Raw data »
>> BEGIN
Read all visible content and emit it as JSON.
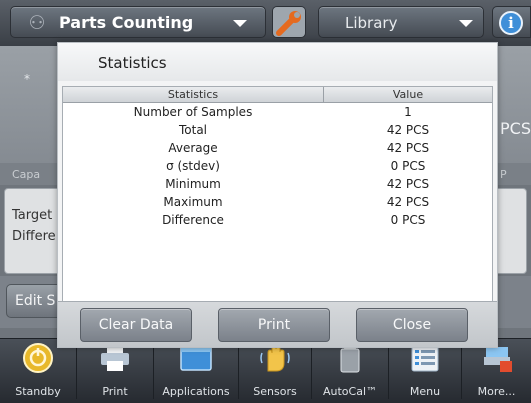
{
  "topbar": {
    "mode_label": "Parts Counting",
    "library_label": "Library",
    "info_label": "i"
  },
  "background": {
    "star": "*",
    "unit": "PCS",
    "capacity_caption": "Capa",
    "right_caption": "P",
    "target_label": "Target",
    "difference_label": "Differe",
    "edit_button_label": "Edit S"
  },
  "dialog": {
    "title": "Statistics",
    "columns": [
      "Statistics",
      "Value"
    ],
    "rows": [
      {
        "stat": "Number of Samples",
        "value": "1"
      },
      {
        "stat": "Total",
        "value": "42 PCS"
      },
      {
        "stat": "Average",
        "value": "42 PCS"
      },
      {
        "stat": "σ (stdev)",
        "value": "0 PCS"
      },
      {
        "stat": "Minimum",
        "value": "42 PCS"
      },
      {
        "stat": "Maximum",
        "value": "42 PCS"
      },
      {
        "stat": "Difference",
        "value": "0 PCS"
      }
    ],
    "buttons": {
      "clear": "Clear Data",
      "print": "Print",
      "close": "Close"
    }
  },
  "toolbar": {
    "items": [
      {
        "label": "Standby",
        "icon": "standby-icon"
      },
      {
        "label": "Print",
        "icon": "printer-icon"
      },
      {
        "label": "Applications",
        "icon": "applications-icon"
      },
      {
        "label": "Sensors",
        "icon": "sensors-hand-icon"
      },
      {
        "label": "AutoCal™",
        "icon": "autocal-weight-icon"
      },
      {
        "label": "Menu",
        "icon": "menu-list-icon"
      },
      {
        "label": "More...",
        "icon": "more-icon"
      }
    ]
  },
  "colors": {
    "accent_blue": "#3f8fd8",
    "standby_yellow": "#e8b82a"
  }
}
>> END
Problem to work on » Pictures in the records above should not be copied. Repeat everything else exactly.

Exercise answer »
Read all visible content and emit it as JSON.
{
  "topbar": {
    "mode_label": "Parts Counting",
    "library_label": "Library",
    "info_label": "i"
  },
  "background": {
    "star": "*",
    "unit": "PCS",
    "capacity_caption": "Capa",
    "right_caption": "P",
    "target_label": "Target",
    "difference_label": "Differe",
    "edit_button_label": "Edit S"
  },
  "dialog": {
    "title": "Statistics",
    "columns": [
      "Statistics",
      "Value"
    ],
    "rows": [
      {
        "stat": "Number of Samples",
        "value": "1"
      },
      {
        "stat": "Total",
        "value": "42 PCS"
      },
      {
        "stat": "Average",
        "value": "42 PCS"
      },
      {
        "stat": "σ (stdev)",
        "value": "0 PCS"
      },
      {
        "stat": "Minimum",
        "value": "42 PCS"
      },
      {
        "stat": "Maximum",
        "value": "42 PCS"
      },
      {
        "stat": "Difference",
        "value": "0 PCS"
      }
    ],
    "buttons": {
      "clear": "Clear Data",
      "print": "Print",
      "close": "Close"
    }
  },
  "toolbar": {
    "items": [
      {
        "label": "Standby",
        "icon": "standby-icon"
      },
      {
        "label": "Print",
        "icon": "printer-icon"
      },
      {
        "label": "Applications",
        "icon": "applications-icon"
      },
      {
        "label": "Sensors",
        "icon": "sensors-hand-icon"
      },
      {
        "label": "AutoCal™",
        "icon": "autocal-weight-icon"
      },
      {
        "label": "Menu",
        "icon": "menu-list-icon"
      },
      {
        "label": "More...",
        "icon": "more-icon"
      }
    ]
  },
  "colors": {
    "accent_blue": "#3f8fd8",
    "standby_yellow": "#e8b82a"
  }
}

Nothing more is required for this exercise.